Set problem: Return all entries word for word, but drop any images.

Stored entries

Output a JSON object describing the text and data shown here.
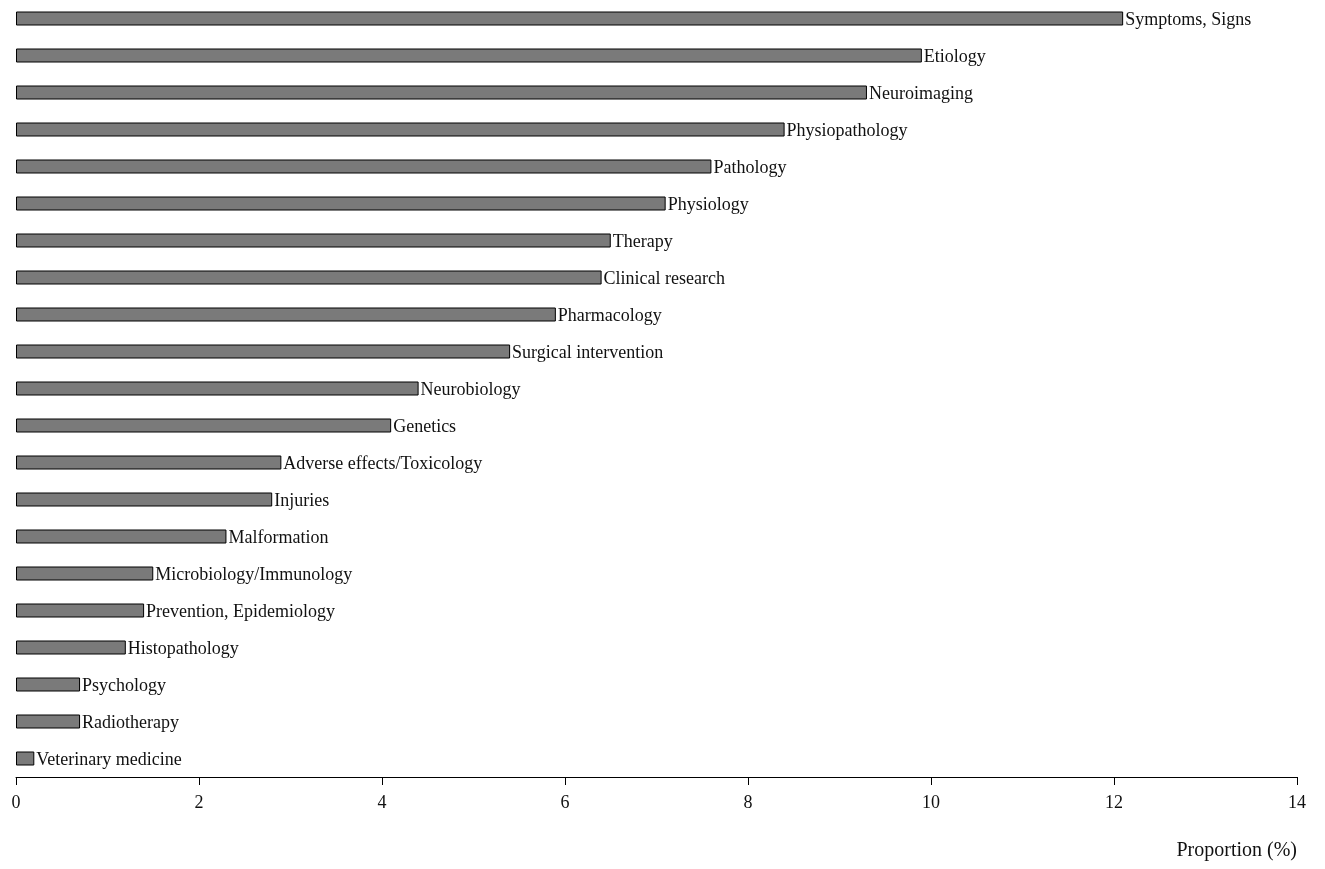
{
  "chart_data": {
    "type": "bar",
    "orientation": "horizontal",
    "xlabel": "Proportion (%)",
    "categories": [
      "Symptoms, Signs",
      "Etiology",
      "Neuroimaging",
      "Physiopathology",
      "Pathology",
      "Physiology",
      "Therapy",
      "Clinical research",
      "Pharmacology",
      "Surgical intervention",
      "Neurobiology",
      "Genetics",
      "Adverse effects/Toxicology",
      "Injuries",
      "Malformation",
      "Microbiology/Immunology",
      "Prevention, Epidemiology",
      "Histopathology",
      "Psychology",
      "Radiotherapy",
      "Veterinary medicine"
    ],
    "values": [
      12.1,
      9.9,
      9.3,
      8.4,
      7.6,
      7.1,
      6.5,
      6.4,
      5.9,
      5.4,
      4.4,
      4.1,
      2.9,
      2.8,
      2.3,
      1.5,
      1.4,
      1.2,
      0.7,
      0.7,
      0.2
    ],
    "color": "#7a7a7a",
    "xlim": [
      0,
      14
    ],
    "xticks": [
      0,
      2,
      4,
      6,
      8,
      10,
      12,
      14
    ],
    "grid": false
  }
}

Correct response:
Output a JSON object describing the text and data shown here.
{
  "chart_data": {
    "type": "bar",
    "orientation": "horizontal",
    "xlabel": "Proportion (%)",
    "categories": [
      "Symptoms, Signs",
      "Etiology",
      "Neuroimaging",
      "Physiopathology",
      "Pathology",
      "Physiology",
      "Therapy",
      "Clinical research",
      "Pharmacology",
      "Surgical intervention",
      "Neurobiology",
      "Genetics",
      "Adverse effects/Toxicology",
      "Injuries",
      "Malformation",
      "Microbiology/Immunology",
      "Prevention, Epidemiology",
      "Histopathology",
      "Psychology",
      "Radiotherapy",
      "Veterinary medicine"
    ],
    "values": [
      12.1,
      9.9,
      9.3,
      8.4,
      7.6,
      7.1,
      6.5,
      6.4,
      5.9,
      5.4,
      4.4,
      4.1,
      2.9,
      2.8,
      2.3,
      1.5,
      1.4,
      1.2,
      0.7,
      0.7,
      0.2
    ],
    "color": "#7a7a7a",
    "xlim": [
      0,
      14
    ],
    "xticks": [
      0,
      2,
      4,
      6,
      8,
      10,
      12,
      14
    ],
    "grid": false
  }
}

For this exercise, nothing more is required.